## PAGE TEXT
Introduction
Recently, I’ve been tinkering around with training different AI models. Specifically, different types of networks. Long Short-Term Memory (LSTM) are good at natural language processing tasks, particularly sentiment analysis. In this demonstration, I’m going to build an LSTM-based sentiment classifier using TensorFlow and the IMDB movie reviews dataset. Then, I will compare different optimizers and learning rates to understand their impact on model performance.
The Problem: Movie Review Sentiment Analysis
The IMDB dataset contains 50,000 movie reviews labeled as positive or negative, making it perfect for binary sentiment classification. Our goal is to build an LSTM network that can accurately predict whether a review expresses positive or negative sentiment.
Architecture Overview
Our LSTM network follows a carefully designed architecture:
- Text Vectorization Layer: Converts raw text into numerical tokens
- Embedding Layer: Maps tokens to dense vector representations
- Dual LSTM Layers: Captures sequential patterns in the text
- Dense Layers: Provides final classification capability
model = tf.keras.Sequential([
encoder, # TextVectorization
tf.keras.layers.Embedding(input_dim=len(encoder.get_vocabulary()),
output_dim=EMBEDDING_DIM, mask_zero=True),
tf.keras.layers.LSTM(64, return_sequences=True),
tf.keras.layers.LSTM(64),
tf.keras.layers.Dense(64, activation='relu'),
tf.keras.layers.Dense(1, activation='sigmoid')
])
Design
Hyperparameters
- Vocabulary Size: 1,000 most frequent words
- Embedding Dimension: 64-dimensional word vectors
- Batch Size: 64 samples per batch
- Training Epochs: 10 iterations through the dataset
Architecture Choices
- Dual LSTM Structure: The first LSTM (with
return_sequences=True) passes full sequences to the second LSTM, allowing the model to capture both local and global patterns - Masking: The embedding layer uses
mask_zero=Trueto handle variable-length sequences efficiently - Activation Functions: ReLU for the dense layer and sigmoid for binary classification
Systematic Optimizer Comparison
We will be systematically comparing optimizers and learning rates. We test:
Optimizers:
- Adam: Adaptive learning rate with momentum
- RMSprop: Adaptive learning rate optimizer
Learning Rates:
- 0.001 (standard)
- 0.0001 (conservative)
- 0.00001 (very conservative)
This creates a 2×3 grid of experiments, totaling 6 different model configurations.
Implementation Strategy
The code implements a clean, reusable training function:
def create_and_train_model(optimizer, learning_rate):
# Model creation and compilation
# Training with validation
# Performance evaluation
return results_dictionary
This approach ensures:
- Consistency: Each model trains under identical conditions
- Reproducibility: Results can be easily verified
- Scalability: Easy to add more optimizers or learning rates
Results Analysis
The code automatically generates a comprehensive results table showing training and validation accuracy for each configuration. It also identifies the best-performing model and generates learning curves for detailed analysis.

## ACTIVITY
From the LSTM tutorial, copy word for word the stretch from "This creates a" through "for detailed analysis.". The material that follows has nothing to do with the LSTM tutorial.

## EXERCISE DATA
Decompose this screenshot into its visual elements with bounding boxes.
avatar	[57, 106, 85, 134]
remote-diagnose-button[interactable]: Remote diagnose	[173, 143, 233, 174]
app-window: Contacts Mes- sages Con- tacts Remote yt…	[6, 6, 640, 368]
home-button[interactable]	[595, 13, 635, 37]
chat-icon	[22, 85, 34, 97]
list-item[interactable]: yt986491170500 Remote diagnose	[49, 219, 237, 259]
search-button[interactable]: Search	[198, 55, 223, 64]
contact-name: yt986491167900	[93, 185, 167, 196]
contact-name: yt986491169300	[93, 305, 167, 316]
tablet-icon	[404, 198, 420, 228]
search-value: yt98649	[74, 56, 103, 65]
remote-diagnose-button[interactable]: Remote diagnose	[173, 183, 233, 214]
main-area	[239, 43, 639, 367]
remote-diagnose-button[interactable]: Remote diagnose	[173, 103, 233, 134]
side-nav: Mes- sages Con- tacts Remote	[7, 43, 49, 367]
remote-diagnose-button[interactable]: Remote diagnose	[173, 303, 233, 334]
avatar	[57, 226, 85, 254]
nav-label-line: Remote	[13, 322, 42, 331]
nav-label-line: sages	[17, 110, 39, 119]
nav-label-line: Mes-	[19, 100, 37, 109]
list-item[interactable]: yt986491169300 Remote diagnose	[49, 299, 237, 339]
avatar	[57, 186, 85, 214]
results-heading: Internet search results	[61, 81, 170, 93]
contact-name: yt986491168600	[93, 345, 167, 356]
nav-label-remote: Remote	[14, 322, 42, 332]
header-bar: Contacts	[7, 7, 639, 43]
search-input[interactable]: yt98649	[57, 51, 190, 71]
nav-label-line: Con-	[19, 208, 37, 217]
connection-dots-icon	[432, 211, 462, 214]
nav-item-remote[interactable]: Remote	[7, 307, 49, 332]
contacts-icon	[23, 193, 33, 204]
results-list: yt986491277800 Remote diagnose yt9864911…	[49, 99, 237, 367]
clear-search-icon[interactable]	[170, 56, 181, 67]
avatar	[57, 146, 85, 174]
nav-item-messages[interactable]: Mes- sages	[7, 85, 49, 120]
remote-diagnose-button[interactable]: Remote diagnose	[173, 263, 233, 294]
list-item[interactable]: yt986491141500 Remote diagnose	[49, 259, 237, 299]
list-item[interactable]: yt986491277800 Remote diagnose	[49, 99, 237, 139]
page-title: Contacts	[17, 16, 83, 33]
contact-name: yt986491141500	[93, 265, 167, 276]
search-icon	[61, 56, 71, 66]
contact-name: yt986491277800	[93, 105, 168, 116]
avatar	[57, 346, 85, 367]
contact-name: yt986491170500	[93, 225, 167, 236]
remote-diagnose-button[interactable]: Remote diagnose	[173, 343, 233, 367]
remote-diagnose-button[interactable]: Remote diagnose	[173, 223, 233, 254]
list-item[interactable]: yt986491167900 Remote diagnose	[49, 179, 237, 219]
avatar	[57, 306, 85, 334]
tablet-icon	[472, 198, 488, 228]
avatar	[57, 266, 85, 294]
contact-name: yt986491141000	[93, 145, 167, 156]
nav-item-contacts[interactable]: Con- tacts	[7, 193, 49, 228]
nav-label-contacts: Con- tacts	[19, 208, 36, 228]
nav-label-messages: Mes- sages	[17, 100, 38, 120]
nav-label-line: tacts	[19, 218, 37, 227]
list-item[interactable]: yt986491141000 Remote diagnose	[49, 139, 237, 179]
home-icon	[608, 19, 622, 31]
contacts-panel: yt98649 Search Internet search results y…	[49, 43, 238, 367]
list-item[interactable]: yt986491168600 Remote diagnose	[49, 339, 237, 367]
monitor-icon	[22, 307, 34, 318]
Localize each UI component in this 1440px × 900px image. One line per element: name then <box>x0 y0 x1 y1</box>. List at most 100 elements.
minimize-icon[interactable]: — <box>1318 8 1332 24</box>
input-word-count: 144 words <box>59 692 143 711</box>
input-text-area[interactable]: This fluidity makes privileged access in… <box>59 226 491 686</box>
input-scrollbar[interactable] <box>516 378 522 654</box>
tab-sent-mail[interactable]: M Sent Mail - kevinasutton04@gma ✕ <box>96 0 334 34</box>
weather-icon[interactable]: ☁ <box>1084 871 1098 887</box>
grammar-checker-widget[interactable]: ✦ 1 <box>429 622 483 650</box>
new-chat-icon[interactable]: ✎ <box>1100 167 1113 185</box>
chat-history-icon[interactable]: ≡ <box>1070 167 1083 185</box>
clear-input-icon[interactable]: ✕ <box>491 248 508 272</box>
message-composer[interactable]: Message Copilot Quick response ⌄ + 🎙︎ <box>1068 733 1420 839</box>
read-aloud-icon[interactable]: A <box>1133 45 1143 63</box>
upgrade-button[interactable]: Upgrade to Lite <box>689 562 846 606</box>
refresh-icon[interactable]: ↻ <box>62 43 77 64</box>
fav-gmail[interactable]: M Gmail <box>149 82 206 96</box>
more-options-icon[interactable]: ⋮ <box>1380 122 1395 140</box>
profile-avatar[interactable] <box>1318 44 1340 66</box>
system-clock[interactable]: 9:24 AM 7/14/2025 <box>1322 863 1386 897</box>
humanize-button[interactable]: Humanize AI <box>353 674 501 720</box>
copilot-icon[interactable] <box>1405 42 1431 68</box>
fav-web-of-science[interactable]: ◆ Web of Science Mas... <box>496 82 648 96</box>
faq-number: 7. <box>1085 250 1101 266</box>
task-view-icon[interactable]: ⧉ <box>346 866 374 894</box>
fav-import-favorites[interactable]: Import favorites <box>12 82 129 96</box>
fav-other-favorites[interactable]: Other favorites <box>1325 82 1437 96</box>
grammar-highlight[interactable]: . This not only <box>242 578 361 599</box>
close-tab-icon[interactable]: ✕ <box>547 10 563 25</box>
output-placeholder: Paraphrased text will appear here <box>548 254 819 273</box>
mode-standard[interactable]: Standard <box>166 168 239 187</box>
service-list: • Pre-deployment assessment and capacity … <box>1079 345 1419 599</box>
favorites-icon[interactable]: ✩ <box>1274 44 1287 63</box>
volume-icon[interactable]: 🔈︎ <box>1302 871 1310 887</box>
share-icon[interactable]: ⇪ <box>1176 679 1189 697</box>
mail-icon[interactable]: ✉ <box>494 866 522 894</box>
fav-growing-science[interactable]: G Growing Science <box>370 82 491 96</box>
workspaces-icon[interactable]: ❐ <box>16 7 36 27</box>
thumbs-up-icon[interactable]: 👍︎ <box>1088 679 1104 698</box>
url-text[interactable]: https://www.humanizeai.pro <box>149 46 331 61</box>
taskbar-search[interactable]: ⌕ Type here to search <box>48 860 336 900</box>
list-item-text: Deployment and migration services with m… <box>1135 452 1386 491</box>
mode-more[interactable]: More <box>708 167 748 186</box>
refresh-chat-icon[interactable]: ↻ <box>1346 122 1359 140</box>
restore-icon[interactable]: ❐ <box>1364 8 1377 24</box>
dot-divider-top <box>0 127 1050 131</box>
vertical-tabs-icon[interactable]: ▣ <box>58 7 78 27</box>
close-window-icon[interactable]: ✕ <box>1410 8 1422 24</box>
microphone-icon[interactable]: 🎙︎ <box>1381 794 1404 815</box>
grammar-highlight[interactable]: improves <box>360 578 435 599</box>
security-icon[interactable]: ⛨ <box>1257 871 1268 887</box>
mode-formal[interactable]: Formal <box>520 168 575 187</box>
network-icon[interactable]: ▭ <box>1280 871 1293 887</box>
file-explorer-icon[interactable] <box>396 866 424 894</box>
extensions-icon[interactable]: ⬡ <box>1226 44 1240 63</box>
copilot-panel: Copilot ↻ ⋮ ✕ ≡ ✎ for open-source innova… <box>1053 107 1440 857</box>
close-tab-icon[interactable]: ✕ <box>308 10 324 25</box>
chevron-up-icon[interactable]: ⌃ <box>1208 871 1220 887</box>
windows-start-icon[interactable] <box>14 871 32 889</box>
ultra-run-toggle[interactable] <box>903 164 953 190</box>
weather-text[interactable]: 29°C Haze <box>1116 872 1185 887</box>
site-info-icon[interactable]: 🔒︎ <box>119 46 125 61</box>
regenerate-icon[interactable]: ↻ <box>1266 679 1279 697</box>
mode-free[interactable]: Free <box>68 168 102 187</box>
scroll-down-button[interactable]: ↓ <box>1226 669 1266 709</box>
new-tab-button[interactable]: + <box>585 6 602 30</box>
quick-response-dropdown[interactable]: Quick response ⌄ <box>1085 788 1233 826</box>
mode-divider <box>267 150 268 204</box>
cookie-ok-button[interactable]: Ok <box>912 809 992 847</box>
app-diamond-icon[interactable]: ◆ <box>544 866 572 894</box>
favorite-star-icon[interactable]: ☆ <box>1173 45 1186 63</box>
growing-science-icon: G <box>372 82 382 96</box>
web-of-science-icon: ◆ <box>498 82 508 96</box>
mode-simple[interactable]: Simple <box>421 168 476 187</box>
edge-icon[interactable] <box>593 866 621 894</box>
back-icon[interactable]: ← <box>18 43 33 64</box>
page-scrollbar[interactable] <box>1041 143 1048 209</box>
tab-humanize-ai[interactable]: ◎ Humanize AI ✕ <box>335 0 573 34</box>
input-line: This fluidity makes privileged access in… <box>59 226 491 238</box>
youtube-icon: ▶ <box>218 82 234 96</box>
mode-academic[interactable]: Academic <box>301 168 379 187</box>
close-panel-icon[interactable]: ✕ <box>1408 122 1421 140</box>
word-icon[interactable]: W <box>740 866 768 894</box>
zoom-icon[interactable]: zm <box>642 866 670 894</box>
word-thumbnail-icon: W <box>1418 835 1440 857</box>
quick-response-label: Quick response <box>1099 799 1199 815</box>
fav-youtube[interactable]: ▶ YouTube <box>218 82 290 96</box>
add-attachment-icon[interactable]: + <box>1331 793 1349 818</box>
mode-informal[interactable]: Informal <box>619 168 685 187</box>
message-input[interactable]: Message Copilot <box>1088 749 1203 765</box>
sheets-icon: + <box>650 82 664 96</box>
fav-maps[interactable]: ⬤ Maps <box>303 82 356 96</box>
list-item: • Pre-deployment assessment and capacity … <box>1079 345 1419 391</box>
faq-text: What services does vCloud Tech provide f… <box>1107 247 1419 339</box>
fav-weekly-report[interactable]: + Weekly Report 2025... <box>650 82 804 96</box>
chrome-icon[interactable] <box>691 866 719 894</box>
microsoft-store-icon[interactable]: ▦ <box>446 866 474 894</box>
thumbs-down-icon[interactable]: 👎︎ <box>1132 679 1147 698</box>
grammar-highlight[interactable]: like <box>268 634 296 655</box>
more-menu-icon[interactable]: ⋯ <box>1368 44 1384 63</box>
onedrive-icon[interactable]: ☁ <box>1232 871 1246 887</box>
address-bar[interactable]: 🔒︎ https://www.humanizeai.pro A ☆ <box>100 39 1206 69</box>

## EXERCISE OUTPUT
This creates a 2×3 grid of experiments, totaling 6 different model configurations.
Implementation Strategy
The code implements a clean, reusable training function:
def create_and_train_model(optimizer, learning_rate):
# Model creation and compilation
# Training with validation
# Performance evaluation
return results_dictionary
This approach ensures:
- Consistency: Each model trains under identical conditions
- Reproducibility: Results can be easily verified
- Scalability: Easy to add more optimizers or learning rates
Results Analysis
The code automatically generates a comprehensive results table showing training and validation accuracy for each configuration. It also identifies the best-performing model and generates learning curves for detailed analysis.